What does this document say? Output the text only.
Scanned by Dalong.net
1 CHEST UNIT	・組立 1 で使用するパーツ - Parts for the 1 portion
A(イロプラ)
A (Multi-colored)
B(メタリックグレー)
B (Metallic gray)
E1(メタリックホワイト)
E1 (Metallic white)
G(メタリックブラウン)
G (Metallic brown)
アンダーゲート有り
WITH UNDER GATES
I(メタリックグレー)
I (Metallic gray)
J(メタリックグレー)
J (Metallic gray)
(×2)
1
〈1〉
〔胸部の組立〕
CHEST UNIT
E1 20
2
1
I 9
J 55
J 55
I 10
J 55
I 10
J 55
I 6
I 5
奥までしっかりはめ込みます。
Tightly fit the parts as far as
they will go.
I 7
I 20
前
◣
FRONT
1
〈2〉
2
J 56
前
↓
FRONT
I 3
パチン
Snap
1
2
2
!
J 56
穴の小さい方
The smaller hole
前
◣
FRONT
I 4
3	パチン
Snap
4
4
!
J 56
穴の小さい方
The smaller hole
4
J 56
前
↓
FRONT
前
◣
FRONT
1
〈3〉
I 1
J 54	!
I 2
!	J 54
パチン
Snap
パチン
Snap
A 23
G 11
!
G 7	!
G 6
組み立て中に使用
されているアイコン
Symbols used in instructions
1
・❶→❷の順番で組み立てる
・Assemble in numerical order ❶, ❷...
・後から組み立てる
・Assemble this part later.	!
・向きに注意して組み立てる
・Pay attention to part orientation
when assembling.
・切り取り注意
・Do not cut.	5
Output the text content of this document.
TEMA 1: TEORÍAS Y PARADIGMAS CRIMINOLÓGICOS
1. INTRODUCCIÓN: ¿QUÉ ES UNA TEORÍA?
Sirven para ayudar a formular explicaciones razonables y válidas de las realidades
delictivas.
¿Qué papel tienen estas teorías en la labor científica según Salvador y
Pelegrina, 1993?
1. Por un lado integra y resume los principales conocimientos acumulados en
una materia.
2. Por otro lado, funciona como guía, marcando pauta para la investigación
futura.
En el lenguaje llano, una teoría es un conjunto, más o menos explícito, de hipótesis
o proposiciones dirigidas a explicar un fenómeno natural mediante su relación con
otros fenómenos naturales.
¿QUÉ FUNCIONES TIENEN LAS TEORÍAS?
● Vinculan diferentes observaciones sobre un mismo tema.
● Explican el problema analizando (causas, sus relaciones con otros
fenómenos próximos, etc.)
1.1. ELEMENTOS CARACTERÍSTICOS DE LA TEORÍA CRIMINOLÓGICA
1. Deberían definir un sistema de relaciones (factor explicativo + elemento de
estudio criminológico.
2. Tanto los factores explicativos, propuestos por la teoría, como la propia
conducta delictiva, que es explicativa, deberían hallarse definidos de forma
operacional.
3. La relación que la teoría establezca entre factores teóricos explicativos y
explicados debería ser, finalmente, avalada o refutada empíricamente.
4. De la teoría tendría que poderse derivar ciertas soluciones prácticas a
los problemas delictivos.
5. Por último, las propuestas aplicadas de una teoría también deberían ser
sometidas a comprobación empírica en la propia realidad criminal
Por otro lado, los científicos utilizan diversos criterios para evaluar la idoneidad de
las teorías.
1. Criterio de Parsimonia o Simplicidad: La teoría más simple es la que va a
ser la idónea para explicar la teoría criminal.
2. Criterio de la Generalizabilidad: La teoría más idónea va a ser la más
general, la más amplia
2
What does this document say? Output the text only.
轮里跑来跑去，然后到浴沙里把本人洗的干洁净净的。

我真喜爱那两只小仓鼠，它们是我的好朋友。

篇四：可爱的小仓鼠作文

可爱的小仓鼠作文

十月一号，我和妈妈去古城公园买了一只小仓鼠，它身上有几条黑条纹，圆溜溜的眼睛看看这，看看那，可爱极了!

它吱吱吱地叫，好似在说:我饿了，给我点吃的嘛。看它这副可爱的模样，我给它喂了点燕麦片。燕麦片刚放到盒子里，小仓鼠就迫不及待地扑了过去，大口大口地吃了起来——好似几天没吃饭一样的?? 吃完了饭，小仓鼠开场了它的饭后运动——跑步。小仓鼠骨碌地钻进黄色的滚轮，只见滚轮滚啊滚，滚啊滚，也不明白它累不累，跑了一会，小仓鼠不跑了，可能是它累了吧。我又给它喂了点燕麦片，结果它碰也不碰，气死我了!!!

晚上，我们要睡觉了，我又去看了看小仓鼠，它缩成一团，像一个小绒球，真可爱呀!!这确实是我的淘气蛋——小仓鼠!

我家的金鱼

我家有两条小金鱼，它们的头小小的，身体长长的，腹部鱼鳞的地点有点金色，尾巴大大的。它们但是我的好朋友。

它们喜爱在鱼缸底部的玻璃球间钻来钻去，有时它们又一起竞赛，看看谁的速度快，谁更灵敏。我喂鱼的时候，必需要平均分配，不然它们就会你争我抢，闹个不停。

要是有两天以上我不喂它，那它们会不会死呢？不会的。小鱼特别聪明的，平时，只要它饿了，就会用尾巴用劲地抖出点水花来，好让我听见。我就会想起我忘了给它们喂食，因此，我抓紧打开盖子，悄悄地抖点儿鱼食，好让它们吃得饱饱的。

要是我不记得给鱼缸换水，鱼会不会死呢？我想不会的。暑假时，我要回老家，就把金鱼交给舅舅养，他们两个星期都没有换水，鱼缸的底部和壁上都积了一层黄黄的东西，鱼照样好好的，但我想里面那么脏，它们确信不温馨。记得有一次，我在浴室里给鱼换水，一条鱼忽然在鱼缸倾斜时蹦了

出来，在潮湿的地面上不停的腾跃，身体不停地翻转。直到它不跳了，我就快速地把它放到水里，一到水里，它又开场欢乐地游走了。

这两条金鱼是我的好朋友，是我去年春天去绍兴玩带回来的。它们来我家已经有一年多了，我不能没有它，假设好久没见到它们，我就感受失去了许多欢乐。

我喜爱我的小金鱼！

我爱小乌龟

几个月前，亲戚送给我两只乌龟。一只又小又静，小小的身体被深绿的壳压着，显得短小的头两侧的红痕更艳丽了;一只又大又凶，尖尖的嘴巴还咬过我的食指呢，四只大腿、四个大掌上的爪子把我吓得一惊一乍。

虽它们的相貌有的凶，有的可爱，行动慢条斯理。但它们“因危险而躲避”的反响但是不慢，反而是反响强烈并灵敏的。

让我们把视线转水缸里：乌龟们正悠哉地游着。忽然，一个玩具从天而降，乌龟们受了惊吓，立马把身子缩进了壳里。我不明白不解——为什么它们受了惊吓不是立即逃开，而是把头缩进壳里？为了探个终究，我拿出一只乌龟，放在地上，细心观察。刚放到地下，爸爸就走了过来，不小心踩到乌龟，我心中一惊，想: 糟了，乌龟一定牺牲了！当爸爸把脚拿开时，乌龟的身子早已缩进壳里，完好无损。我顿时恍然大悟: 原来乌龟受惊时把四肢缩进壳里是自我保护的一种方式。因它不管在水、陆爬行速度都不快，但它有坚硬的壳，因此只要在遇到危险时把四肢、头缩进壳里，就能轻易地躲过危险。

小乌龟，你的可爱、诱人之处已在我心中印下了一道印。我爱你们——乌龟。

※

Short task: Report how many lines contain "criminal". Give nothing but the number.

Task output: 2